## [TASK REQUIREMENTS]
Write the number of lines holding the word "Accuracy", and nothing else.

>> Start SOURCE DATA

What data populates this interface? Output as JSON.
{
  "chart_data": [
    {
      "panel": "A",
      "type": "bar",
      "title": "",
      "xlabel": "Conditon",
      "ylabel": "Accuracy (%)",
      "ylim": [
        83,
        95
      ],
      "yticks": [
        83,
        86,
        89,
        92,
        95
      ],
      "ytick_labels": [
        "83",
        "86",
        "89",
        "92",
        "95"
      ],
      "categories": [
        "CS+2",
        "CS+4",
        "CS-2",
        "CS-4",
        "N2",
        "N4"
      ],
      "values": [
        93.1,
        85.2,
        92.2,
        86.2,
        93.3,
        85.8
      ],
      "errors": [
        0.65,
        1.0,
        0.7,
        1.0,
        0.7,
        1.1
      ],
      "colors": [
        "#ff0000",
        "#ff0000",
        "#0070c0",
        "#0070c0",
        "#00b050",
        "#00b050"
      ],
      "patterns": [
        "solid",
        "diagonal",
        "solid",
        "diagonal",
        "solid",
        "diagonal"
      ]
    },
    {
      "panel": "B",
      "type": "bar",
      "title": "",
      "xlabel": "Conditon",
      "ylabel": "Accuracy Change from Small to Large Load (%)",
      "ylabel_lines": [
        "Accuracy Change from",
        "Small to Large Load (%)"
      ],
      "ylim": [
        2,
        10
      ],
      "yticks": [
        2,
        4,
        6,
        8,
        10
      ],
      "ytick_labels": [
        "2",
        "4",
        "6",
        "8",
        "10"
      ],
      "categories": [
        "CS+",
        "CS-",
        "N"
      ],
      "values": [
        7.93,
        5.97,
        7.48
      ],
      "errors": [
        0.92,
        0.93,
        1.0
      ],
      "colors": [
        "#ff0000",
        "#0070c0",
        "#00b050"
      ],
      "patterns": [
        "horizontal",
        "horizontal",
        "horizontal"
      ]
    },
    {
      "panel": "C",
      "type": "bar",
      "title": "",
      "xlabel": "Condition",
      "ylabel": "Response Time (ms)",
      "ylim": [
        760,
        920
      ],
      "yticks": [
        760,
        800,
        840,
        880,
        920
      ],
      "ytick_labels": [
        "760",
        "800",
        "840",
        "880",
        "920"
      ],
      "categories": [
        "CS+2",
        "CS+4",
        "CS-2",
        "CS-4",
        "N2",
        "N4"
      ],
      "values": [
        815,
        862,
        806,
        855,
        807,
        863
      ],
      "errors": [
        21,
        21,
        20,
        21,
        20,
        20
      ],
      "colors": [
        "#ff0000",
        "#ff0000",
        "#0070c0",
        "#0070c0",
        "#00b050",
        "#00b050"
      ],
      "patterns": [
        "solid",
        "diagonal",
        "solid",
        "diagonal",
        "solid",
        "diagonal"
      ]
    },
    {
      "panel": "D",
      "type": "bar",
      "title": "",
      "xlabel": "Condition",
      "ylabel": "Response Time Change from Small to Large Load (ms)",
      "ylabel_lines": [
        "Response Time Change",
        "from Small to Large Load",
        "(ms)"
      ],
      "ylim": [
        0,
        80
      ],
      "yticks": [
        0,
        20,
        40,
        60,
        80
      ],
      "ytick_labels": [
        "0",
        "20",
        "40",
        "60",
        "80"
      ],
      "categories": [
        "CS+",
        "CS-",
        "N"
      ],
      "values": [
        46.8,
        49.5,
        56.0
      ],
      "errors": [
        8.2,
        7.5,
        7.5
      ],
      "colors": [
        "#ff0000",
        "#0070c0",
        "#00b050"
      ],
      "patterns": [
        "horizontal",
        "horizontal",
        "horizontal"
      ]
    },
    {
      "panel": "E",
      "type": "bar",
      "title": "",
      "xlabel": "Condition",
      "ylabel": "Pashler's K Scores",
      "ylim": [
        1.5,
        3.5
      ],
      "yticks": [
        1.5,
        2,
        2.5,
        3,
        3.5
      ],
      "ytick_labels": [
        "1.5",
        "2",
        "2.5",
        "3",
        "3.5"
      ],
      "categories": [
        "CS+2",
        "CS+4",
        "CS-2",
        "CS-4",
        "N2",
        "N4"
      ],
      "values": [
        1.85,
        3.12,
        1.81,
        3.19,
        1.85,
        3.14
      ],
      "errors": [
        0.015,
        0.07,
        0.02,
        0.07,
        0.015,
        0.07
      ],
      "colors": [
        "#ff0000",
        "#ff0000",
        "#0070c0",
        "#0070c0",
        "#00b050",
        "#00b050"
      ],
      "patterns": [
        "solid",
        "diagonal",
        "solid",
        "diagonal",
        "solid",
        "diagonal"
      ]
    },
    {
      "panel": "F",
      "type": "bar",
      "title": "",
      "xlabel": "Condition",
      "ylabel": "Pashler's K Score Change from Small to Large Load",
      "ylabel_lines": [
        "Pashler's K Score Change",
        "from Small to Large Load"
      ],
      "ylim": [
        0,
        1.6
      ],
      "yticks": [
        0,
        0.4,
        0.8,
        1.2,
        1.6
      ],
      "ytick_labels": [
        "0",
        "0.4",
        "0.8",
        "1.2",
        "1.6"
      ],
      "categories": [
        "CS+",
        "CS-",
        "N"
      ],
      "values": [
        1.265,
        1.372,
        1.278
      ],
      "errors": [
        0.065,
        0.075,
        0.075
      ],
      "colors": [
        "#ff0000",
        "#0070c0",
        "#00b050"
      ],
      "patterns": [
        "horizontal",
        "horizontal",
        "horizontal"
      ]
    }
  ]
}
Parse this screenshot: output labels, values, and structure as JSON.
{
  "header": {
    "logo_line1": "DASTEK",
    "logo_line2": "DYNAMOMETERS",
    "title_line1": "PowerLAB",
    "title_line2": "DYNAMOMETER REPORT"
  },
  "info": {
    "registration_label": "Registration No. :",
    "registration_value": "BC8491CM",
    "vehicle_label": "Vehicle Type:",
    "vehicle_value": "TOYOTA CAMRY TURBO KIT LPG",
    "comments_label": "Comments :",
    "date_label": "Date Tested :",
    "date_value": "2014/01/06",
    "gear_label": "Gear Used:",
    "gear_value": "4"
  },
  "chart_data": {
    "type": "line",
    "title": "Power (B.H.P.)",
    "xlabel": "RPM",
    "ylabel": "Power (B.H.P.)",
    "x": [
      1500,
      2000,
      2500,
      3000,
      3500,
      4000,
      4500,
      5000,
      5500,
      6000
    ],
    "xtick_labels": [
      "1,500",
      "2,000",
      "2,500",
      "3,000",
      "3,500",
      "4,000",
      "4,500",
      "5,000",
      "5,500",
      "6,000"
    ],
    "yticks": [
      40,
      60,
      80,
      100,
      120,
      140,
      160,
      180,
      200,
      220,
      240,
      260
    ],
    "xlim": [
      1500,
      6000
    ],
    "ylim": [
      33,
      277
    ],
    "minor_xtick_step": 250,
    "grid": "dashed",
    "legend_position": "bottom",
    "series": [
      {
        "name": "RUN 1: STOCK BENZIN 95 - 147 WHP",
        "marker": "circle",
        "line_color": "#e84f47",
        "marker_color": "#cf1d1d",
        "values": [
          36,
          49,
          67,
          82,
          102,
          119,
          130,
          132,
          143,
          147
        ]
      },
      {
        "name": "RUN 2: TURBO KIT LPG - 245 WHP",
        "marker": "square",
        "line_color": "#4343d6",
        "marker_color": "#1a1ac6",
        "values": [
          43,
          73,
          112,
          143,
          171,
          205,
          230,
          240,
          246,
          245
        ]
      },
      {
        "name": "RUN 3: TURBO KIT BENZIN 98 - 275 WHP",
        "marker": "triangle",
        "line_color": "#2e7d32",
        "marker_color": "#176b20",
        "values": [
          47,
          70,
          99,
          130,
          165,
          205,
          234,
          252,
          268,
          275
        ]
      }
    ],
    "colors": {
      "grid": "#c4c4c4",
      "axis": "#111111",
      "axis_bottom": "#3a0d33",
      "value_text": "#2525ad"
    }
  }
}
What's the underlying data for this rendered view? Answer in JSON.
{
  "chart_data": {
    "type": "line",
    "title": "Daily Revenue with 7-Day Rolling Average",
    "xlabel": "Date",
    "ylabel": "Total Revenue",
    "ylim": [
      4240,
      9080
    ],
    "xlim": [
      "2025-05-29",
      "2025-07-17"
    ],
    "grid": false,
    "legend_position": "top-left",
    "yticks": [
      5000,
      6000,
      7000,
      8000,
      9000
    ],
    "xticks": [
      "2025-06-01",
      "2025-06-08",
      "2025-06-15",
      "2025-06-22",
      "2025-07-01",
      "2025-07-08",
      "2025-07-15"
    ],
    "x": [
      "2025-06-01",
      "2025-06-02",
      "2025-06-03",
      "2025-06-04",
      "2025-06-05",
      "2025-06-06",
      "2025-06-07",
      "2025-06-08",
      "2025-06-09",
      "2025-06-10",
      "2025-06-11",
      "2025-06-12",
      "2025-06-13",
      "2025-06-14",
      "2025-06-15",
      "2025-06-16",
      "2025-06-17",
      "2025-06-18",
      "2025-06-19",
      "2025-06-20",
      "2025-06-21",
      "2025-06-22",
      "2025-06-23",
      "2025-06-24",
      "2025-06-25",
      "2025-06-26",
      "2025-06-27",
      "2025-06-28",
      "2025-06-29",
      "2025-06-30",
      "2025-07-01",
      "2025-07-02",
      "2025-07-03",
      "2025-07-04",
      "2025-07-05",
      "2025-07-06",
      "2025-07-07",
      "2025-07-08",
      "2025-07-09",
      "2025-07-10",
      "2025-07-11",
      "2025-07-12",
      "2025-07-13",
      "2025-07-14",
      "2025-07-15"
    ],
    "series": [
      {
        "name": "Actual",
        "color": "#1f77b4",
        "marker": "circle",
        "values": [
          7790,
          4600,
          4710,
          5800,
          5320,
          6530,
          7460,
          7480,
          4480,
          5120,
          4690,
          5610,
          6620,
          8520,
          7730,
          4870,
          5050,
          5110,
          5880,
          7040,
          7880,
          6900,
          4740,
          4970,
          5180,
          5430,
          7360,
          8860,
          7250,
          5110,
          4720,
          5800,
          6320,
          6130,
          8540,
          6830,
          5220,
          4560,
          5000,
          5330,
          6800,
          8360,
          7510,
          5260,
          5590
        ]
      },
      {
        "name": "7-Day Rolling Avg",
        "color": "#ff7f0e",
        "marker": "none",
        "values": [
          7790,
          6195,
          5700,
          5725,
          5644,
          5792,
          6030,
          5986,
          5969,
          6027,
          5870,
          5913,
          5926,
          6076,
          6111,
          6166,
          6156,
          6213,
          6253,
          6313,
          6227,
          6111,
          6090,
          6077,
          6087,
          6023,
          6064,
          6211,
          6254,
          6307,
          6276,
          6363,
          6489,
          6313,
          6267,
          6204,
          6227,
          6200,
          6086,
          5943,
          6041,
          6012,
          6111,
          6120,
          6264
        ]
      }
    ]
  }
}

>> End SOURCE DATA

## [EXERCISE ANSWER]
3